(Entries taken from a collection)
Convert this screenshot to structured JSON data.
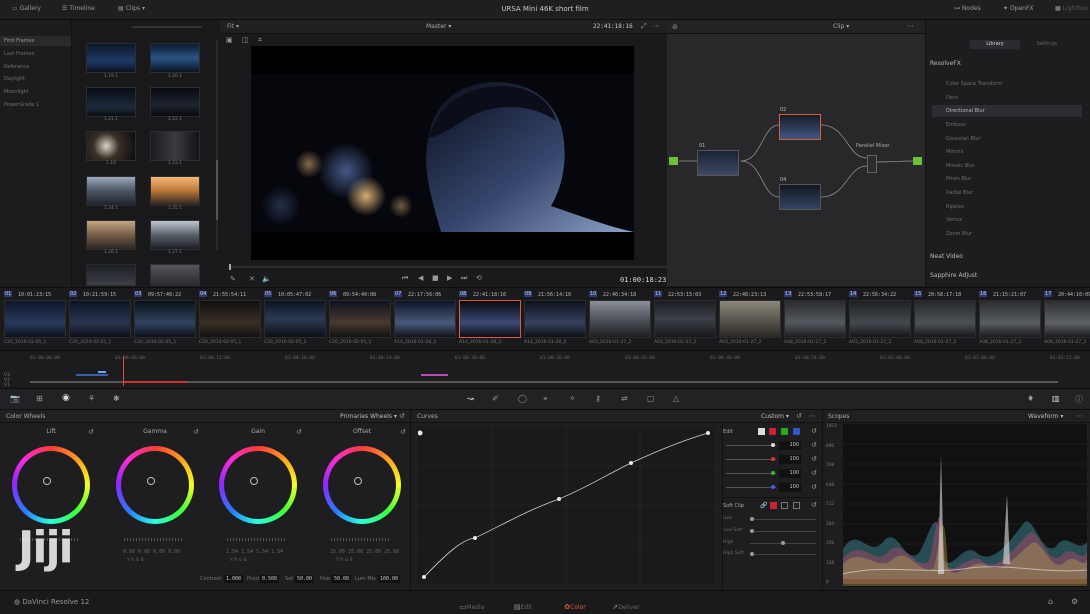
{
  "topbar": {
    "gallery": "Gallery",
    "timeline": "Timeline",
    "clips": "Clips",
    "title": "URSA Mini 46K short film",
    "nodes": "Nodes",
    "openfx": "OpenFX",
    "lightbox": "Lightbox"
  },
  "gallery": {
    "albums": [
      "First Frames",
      "Last Frames",
      "Reference",
      "Daylight",
      "Moonlight",
      "PowerGrade 1"
    ],
    "stills": [
      "1.19.1",
      "1.20.1",
      "1.21.1",
      "1.22.1",
      "1.16",
      "1.23.1",
      "1.24.1",
      "1.25.1",
      "1.26.1",
      "1.27.1",
      "1.28.1",
      "1.29.1"
    ]
  },
  "viewer": {
    "fit": "Fit",
    "mode": "Master",
    "timecode": "22:41:18:16",
    "playhead_tc": "01:00:18:23"
  },
  "nodes": {
    "mode": "Clip",
    "n1": "01",
    "n2": "02",
    "n4": "04",
    "mixer": "Parallel Mixer"
  },
  "library": {
    "tab_library": "Library",
    "tab_settings": "Settings",
    "group1": "ResolveFX",
    "items": [
      "Color Space Transform",
      "Dent",
      "Directional Blur",
      "Emboss",
      "Gaussian Blur",
      "Mirrors",
      "Mosaic Blur",
      "Prism Blur",
      "Radial Blur",
      "Ripples",
      "Vortex",
      "Zoom Blur"
    ],
    "group2": "Neat Video",
    "group3": "Sapphire Adjust"
  },
  "clips": [
    {
      "num": "01",
      "tc": "10:01:23:15",
      "name": "C20_2016-02-05_1"
    },
    {
      "num": "02",
      "tc": "10:21:59:15",
      "name": "C20_2016-02-05_1"
    },
    {
      "num": "03",
      "tc": "09:57:46:22",
      "name": "C20_2016-02-05_1"
    },
    {
      "num": "04",
      "tc": "21:55:54:11",
      "name": "C20_2016-02-05_1"
    },
    {
      "num": "05",
      "tc": "10:05:47:02",
      "name": "C20_2016-02-05_1"
    },
    {
      "num": "06",
      "tc": "09:54:40:08",
      "name": "C20_2016-02-05_1"
    },
    {
      "num": "07",
      "tc": "22:17:56:06",
      "name": "A14_2016-01-28_2"
    },
    {
      "num": "08",
      "tc": "22:41:18:16",
      "name": "A14_2016-01-28_2"
    },
    {
      "num": "09",
      "tc": "21:56:14:16",
      "name": "A14_2016-01-28_2"
    },
    {
      "num": "10",
      "tc": "22:46:34:18",
      "name": "A03_2016-01-27_2"
    },
    {
      "num": "11",
      "tc": "22:53:15:03",
      "name": "A03_2016-01-27_2"
    },
    {
      "num": "12",
      "tc": "22:48:23:13",
      "name": "A03_2016-01-27_2"
    },
    {
      "num": "13",
      "tc": "22:53:58:17",
      "name": "A08_2016-01-27_2"
    },
    {
      "num": "14",
      "tc": "22:56:34:22",
      "name": "A03_2016-01-27_2"
    },
    {
      "num": "15",
      "tc": "20:58:17:18",
      "name": "A08_2016-01-27_2"
    },
    {
      "num": "16",
      "tc": "21:15:21:07",
      "name": "A08_2016-01-27_2"
    },
    {
      "num": "17",
      "tc": "20:44:10:09",
      "name": "A08_2016-01-27_2"
    }
  ],
  "minitimeline": {
    "ticks": [
      "01:00:00:00",
      "01:00:06:00",
      "01:00:12:00",
      "01:00:18:00",
      "01:00:24:00",
      "01:00:30:00",
      "01:00:36:00",
      "01:00:42:00",
      "01:00:48:00",
      "01:00:54:00",
      "01:01:00:00",
      "01:01:06:00",
      "01:01:12:00"
    ]
  },
  "wheels": {
    "title": "Color Wheels",
    "mode": "Primaries Wheels",
    "lift": "Lift",
    "gamma": "Gamma",
    "gain": "Gain",
    "offset": "Offset",
    "lift_vals": "0.00  0.00  0.00  0.00",
    "gamma_vals": "0.00  0.00  0.00  0.00",
    "gain_vals": "1.54  1.54  1.54  1.54",
    "offset_vals": "25.00  25.00  25.00  25.00",
    "contrast_label": "Contrast",
    "contrast": "1.000",
    "pivot_label": "Pivot",
    "pivot": "0.500",
    "sat_label": "Sat",
    "sat": "50.00",
    "hue_label": "Hue",
    "hue": "50.00",
    "lummix_label": "Lum Mix",
    "lummix": "100.00",
    "rgb_letters": "Y   R   G   B"
  },
  "curves": {
    "title": "Curves",
    "mode": "Custom",
    "edit": "Edit",
    "vals": [
      "100",
      "100",
      "100",
      "100"
    ],
    "softclip": "Soft Clip",
    "low": "Low",
    "lowsoft": "Low Soft",
    "high": "High",
    "highsoft": "High Soft"
  },
  "scopes": {
    "title": "Scopes",
    "mode": "Waveform",
    "scale": [
      "1023",
      "896",
      "768",
      "640",
      "512",
      "384",
      "256",
      "128",
      "0"
    ]
  },
  "pages": {
    "app": "DaVinci Resolve 12",
    "media": "Media",
    "edit": "Edit",
    "color": "Color",
    "deliver": "Deliver"
  },
  "watermark": "Jiji"
}
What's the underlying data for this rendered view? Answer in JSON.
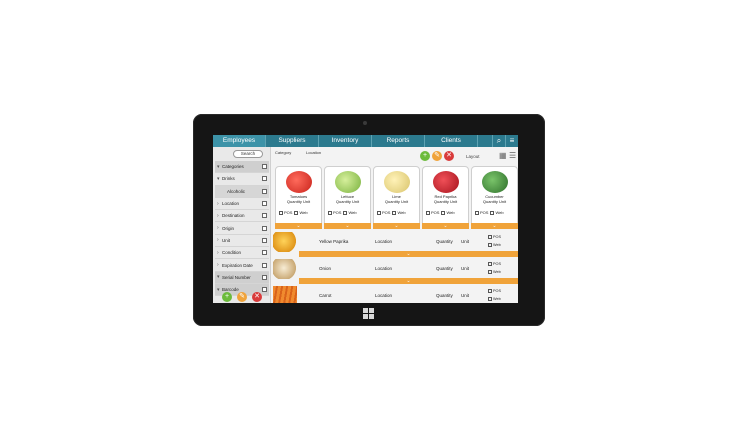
{
  "nav": {
    "items": [
      {
        "label": "Employees"
      },
      {
        "label": "Suppliers"
      },
      {
        "label": "Inventory"
      },
      {
        "label": "Reports"
      },
      {
        "label": "Clients"
      }
    ],
    "icons": [
      "search-icon",
      "menu-icon"
    ]
  },
  "sidebar": {
    "search_label": "Search",
    "items": [
      {
        "label": "Categories"
      },
      {
        "label": "Drinks"
      },
      {
        "label": "Alcoholic"
      },
      {
        "label": "Location"
      },
      {
        "label": "Destination"
      },
      {
        "label": "Origin"
      },
      {
        "label": "Unit"
      },
      {
        "label": "Condition"
      },
      {
        "label": "Expiration Date"
      },
      {
        "label": "Serial Number"
      },
      {
        "label": "Barcode"
      }
    ]
  },
  "toolbar": {
    "category_label": "Category",
    "location_label": "Location",
    "layout_label": "Layout"
  },
  "cards": [
    {
      "name": "Tomatoes",
      "quantity": "Quantity",
      "unit": "Unit",
      "pos": "POS",
      "web": "Web",
      "color": "#d8342a"
    },
    {
      "name": "Lettuce",
      "quantity": "Quantity",
      "unit": "Unit",
      "pos": "POS",
      "web": "Web",
      "color": "#9ccf5a"
    },
    {
      "name": "Lime",
      "quantity": "Quantity",
      "unit": "Unit",
      "pos": "POS",
      "web": "Web",
      "color": "#e8d98a"
    },
    {
      "name": "Red Paprika",
      "quantity": "Quantity",
      "unit": "Unit",
      "pos": "POS",
      "web": "Web",
      "color": "#c9222c"
    },
    {
      "name": "Cucumber",
      "quantity": "Quantity",
      "unit": "Unit",
      "pos": "POS",
      "web": "Web",
      "color": "#3f8a3a"
    }
  ],
  "rows": [
    {
      "name": "Yellow Paprika",
      "location": "Location",
      "quantity": "Quantity",
      "unit": "Unit",
      "pos": "POS",
      "web": "Web",
      "color": "#f2b21e"
    },
    {
      "name": "Onion",
      "location": "Location",
      "quantity": "Quantity",
      "unit": "Unit",
      "pos": "POS",
      "web": "Web",
      "color": "#e8d6b0"
    },
    {
      "name": "Carrot",
      "location": "Location",
      "quantity": "Quantity",
      "unit": "Unit",
      "pos": "POS",
      "web": "Web",
      "color": "#e87a2a"
    }
  ],
  "colors": {
    "nav": "#2c7a8e",
    "accent": "#f0a33a",
    "add": "#6cbb3c",
    "edit": "#f0a33a",
    "delete": "#d93b3b"
  }
}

* Task requirements *
From the material above, copy everything exactly but the pictures.

* Task solution *
Convert this screenshot to structured JSON data.
{
  "topbar": {
    "gallery": "Gallery",
    "timeline": "Timeline",
    "clips": "Clips",
    "title": "URSA Mini 46K short film",
    "nodes": "Nodes",
    "openfx": "OpenFX",
    "lightbox": "Lightbox"
  },
  "gallery": {
    "albums": [
      "First Frames",
      "Last Frames",
      "Reference",
      "Daylight",
      "Moonlight",
      "PowerGrade 1"
    ],
    "stills": [
      "1.19.1",
      "1.20.1",
      "1.21.1",
      "1.22.1",
      "1.16",
      "1.23.1",
      "1.24.1",
      "1.25.1",
      "1.26.1",
      "1.27.1",
      "1.28.1",
      "1.29.1"
    ]
  },
  "viewer": {
    "fit": "Fit",
    "mode": "Master",
    "timecode": "22:41:18:16",
    "playhead_tc": "01:00:18:23"
  },
  "nodes": {
    "mode": "Clip",
    "n1": "01",
    "n2": "02",
    "n4": "04",
    "mixer": "Parallel Mixer"
  },
  "library": {
    "tab_library": "Library",
    "tab_settings": "Settings",
    "group1": "ResolveFX",
    "items": [
      "Color Space Transform",
      "Dent",
      "Directional Blur",
      "Emboss",
      "Gaussian Blur",
      "Mirrors",
      "Mosaic Blur",
      "Prism Blur",
      "Radial Blur",
      "Ripples",
      "Vortex",
      "Zoom Blur"
    ],
    "group2": "Neat Video",
    "group3": "Sapphire Adjust"
  },
  "clips": [
    {
      "num": "01",
      "tc": "10:01:23:15",
      "name": "C20_2016-02-05_1"
    },
    {
      "num": "02",
      "tc": "10:21:59:15",
      "name": "C20_2016-02-05_1"
    },
    {
      "num": "03",
      "tc": "09:57:46:22",
      "name": "C20_2016-02-05_1"
    },
    {
      "num": "04",
      "tc": "21:55:54:11",
      "name": "C20_2016-02-05_1"
    },
    {
      "num": "05",
      "tc": "10:05:47:02",
      "name": "C20_2016-02-05_1"
    },
    {
      "num": "06",
      "tc": "09:54:40:08",
      "name": "C20_2016-02-05_1"
    },
    {
      "num": "07",
      "tc": "22:17:56:06",
      "name": "A14_2016-01-28_2"
    },
    {
      "num": "08",
      "tc": "22:41:18:16",
      "name": "A14_2016-01-28_2"
    },
    {
      "num": "09",
      "tc": "21:56:14:16",
      "name": "A14_2016-01-28_2"
    },
    {
      "num": "10",
      "tc": "22:46:34:18",
      "name": "A03_2016-01-27_2"
    },
    {
      "num": "11",
      "tc": "22:53:15:03",
      "name": "A03_2016-01-27_2"
    },
    {
      "num": "12",
      "tc": "22:48:23:13",
      "name": "A03_2016-01-27_2"
    },
    {
      "num": "13",
      "tc": "22:53:58:17",
      "name": "A08_2016-01-27_2"
    },
    {
      "num": "14",
      "tc": "22:56:34:22",
      "name": "A03_2016-01-27_2"
    },
    {
      "num": "15",
      "tc": "20:58:17:18",
      "name": "A08_2016-01-27_2"
    },
    {
      "num": "16",
      "tc": "21:15:21:07",
      "name": "A08_2016-01-27_2"
    },
    {
      "num": "17",
      "tc": "20:44:10:09",
      "name": "A08_2016-01-27_2"
    }
  ],
  "minitimeline": {
    "ticks": [
      "01:00:00:00",
      "01:00:06:00",
      "01:00:12:00",
      "01:00:18:00",
      "01:00:24:00",
      "01:00:30:00",
      "01:00:36:00",
      "01:00:42:00",
      "01:00:48:00",
      "01:00:54:00",
      "01:01:00:00",
      "01:01:06:00",
      "01:01:12:00"
    ]
  },
  "wheels": {
    "title": "Color Wheels",
    "mode": "Primaries Wheels",
    "lift": "Lift",
    "gamma": "Gamma",
    "gain": "Gain",
    "offset": "Offset",
    "lift_vals": "0.00  0.00  0.00  0.00",
    "gamma_vals": "0.00  0.00  0.00  0.00",
    "gain_vals": "1.54  1.54  1.54  1.54",
    "offset_vals": "25.00  25.00  25.00  25.00",
    "contrast_label": "Contrast",
    "contrast": "1.000",
    "pivot_label": "Pivot",
    "pivot": "0.500",
    "sat_label": "Sat",
    "sat": "50.00",
    "hue_label": "Hue",
    "hue": "50.00",
    "lummix_label": "Lum Mix",
    "lummix": "100.00",
    "rgb_letters": "Y   R   G   B"
  },
  "curves": {
    "title": "Curves",
    "mode": "Custom",
    "edit": "Edit",
    "vals": [
      "100",
      "100",
      "100",
      "100"
    ],
    "softclip": "Soft Clip",
    "low": "Low",
    "lowsoft": "Low Soft",
    "high": "High",
    "highsoft": "High Soft"
  },
  "scopes": {
    "title": "Scopes",
    "mode": "Waveform",
    "scale": [
      "1023",
      "896",
      "768",
      "640",
      "512",
      "384",
      "256",
      "128",
      "0"
    ]
  },
  "pages": {
    "app": "DaVinci Resolve 12",
    "media": "Media",
    "edit": "Edit",
    "color": "Color",
    "deliver": "Deliver"
  },
  "watermark": "Jiji"
}
What's the underlying data for this rendered view? Answer in JSON.
{
  "nav": {
    "items": [
      {
        "label": "Employees"
      },
      {
        "label": "Suppliers"
      },
      {
        "label": "Inventory"
      },
      {
        "label": "Reports"
      },
      {
        "label": "Clients"
      }
    ],
    "icons": [
      "search-icon",
      "menu-icon"
    ]
  },
  "sidebar": {
    "search_label": "Search",
    "items": [
      {
        "label": "Categories"
      },
      {
        "label": "Drinks"
      },
      {
        "label": "Alcoholic"
      },
      {
        "label": "Location"
      },
      {
        "label": "Destination"
      },
      {
        "label": "Origin"
      },
      {
        "label": "Unit"
      },
      {
        "label": "Condition"
      },
      {
        "label": "Expiration Date"
      },
      {
        "label": "Serial Number"
      },
      {
        "label": "Barcode"
      }
    ]
  },
  "toolbar": {
    "category_label": "Category",
    "location_label": "Location",
    "layout_label": "Layout"
  },
  "cards": [
    {
      "name": "Tomatoes",
      "quantity": "Quantity",
      "unit": "Unit",
      "pos": "POS",
      "web": "Web",
      "color": "#d8342a"
    },
    {
      "name": "Lettuce",
      "quantity": "Quantity",
      "unit": "Unit",
      "pos": "POS",
      "web": "Web",
      "color": "#9ccf5a"
    },
    {
      "name": "Lime",
      "quantity": "Quantity",
      "unit": "Unit",
      "pos": "POS",
      "web": "Web",
      "color": "#e8d98a"
    },
    {
      "name": "Red Paprika",
      "quantity": "Quantity",
      "unit": "Unit",
      "pos": "POS",
      "web": "Web",
      "color": "#c9222c"
    },
    {
      "name": "Cucumber",
      "quantity": "Quantity",
      "unit": "Unit",
      "pos": "POS",
      "web": "Web",
      "color": "#3f8a3a"
    }
  ],
  "rows": [
    {
      "name": "Yellow Paprika",
      "location": "Location",
      "quantity": "Quantity",
      "unit": "Unit",
      "pos": "POS",
      "web": "Web",
      "color": "#f2b21e"
    },
    {
      "name": "Onion",
      "location": "Location",
      "quantity": "Quantity",
      "unit": "Unit",
      "pos": "POS",
      "web": "Web",
      "color": "#e8d6b0"
    },
    {
      "name": "Carrot",
      "location": "Location",
      "quantity": "Quantity",
      "unit": "Unit",
      "pos": "POS",
      "web": "Web",
      "color": "#e87a2a"
    }
  ],
  "colors": {
    "nav": "#2c7a8e",
    "accent": "#f0a33a",
    "add": "#6cbb3c",
    "edit": "#f0a33a",
    "delete": "#d93b3b"
  }
}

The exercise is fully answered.